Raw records
+++

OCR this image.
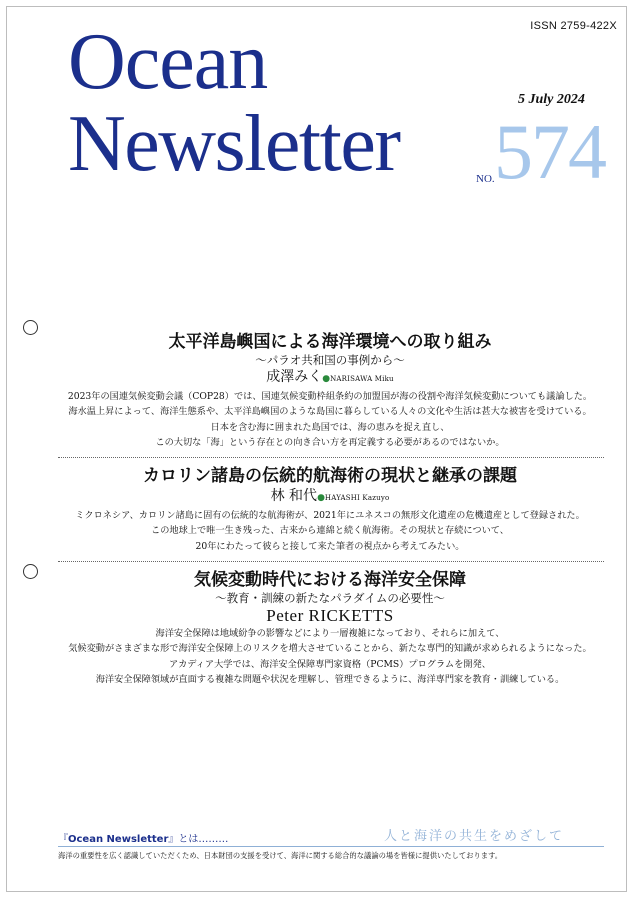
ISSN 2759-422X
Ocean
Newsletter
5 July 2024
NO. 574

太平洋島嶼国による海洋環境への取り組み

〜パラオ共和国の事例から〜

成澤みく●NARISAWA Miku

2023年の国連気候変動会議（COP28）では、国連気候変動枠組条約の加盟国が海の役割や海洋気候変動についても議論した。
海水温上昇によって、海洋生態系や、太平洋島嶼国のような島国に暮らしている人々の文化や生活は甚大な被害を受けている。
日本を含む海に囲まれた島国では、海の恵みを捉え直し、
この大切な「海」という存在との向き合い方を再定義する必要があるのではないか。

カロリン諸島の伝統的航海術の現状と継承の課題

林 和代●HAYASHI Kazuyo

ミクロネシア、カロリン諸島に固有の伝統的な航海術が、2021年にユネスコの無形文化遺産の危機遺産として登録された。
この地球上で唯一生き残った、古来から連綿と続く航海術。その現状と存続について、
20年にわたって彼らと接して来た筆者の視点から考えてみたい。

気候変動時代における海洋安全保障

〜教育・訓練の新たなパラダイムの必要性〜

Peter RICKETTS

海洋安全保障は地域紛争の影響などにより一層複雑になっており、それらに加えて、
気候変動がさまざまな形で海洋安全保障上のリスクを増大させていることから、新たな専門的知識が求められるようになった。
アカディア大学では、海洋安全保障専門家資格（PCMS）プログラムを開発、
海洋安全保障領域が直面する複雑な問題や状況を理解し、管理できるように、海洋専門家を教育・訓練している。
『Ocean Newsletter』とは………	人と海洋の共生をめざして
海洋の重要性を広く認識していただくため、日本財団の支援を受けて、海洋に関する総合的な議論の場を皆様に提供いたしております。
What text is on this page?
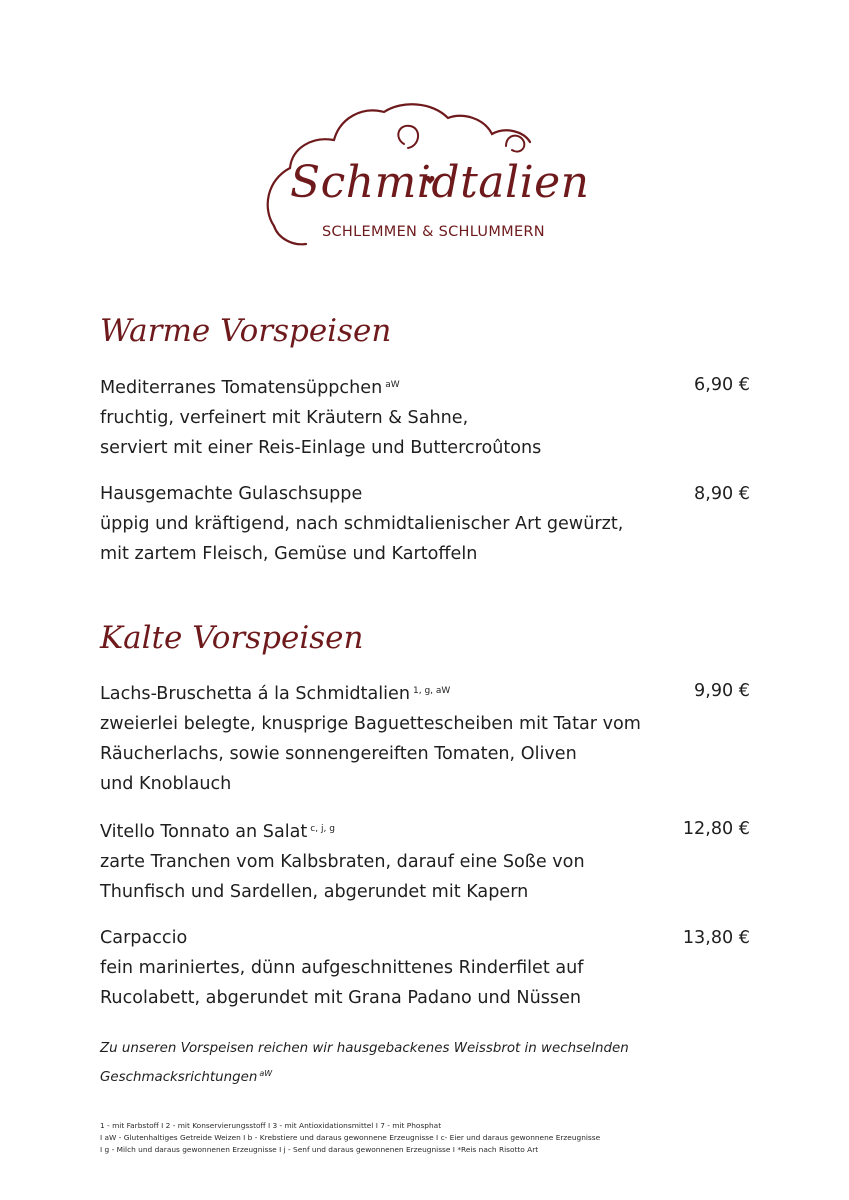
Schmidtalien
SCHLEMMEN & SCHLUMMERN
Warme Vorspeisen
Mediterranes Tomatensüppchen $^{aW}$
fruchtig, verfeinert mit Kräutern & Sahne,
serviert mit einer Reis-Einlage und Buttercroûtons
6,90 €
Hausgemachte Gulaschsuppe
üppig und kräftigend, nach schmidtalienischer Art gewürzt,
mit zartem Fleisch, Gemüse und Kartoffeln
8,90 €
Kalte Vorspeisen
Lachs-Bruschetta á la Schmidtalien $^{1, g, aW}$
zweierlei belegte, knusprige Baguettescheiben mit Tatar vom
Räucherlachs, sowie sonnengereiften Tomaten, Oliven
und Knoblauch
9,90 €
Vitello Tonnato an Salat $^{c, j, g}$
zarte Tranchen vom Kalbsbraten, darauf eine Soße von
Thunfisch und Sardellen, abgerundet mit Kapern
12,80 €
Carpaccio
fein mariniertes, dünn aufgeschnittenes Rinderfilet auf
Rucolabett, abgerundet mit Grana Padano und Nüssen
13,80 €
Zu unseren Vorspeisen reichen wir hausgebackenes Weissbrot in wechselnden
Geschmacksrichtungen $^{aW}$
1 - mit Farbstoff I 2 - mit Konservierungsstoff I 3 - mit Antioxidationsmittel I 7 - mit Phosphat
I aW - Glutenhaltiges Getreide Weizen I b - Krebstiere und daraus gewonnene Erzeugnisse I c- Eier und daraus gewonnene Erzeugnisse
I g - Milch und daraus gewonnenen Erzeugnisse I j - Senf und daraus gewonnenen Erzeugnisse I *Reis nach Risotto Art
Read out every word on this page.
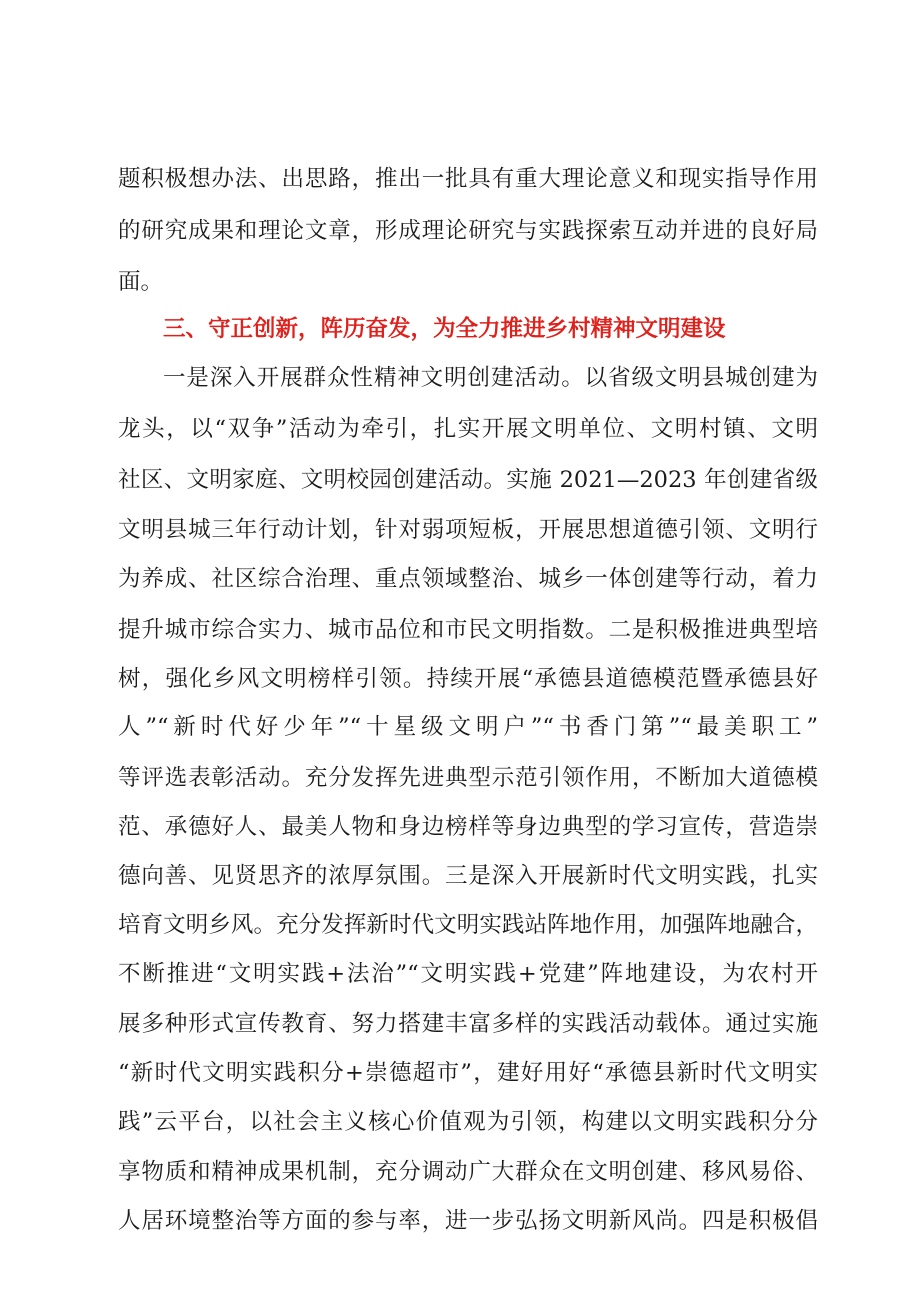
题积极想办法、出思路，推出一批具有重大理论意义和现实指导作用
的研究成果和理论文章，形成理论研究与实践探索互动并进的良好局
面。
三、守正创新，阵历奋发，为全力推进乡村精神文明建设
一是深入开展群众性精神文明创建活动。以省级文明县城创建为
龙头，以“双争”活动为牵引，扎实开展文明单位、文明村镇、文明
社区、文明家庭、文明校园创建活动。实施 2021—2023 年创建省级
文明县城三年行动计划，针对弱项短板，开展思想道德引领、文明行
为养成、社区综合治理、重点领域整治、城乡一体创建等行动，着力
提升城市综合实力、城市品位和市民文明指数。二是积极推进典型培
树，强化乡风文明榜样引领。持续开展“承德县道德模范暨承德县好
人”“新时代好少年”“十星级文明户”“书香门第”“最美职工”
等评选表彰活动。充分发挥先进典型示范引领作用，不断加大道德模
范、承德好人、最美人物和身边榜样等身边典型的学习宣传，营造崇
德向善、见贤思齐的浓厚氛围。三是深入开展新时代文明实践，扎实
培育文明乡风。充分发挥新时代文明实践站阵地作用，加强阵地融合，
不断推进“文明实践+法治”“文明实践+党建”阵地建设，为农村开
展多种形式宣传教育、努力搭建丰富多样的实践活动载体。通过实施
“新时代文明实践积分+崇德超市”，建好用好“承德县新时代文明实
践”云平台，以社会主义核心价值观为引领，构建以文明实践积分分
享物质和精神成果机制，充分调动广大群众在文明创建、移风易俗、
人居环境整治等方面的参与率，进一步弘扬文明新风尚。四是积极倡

+++

**Your instructions**:
Look for the word "Newsletter" in every line of the listing and copy the lines that have it.

**Correct response**:
Newsletter
『Ocean Newsletter』とは………	人と海洋の共生をめざして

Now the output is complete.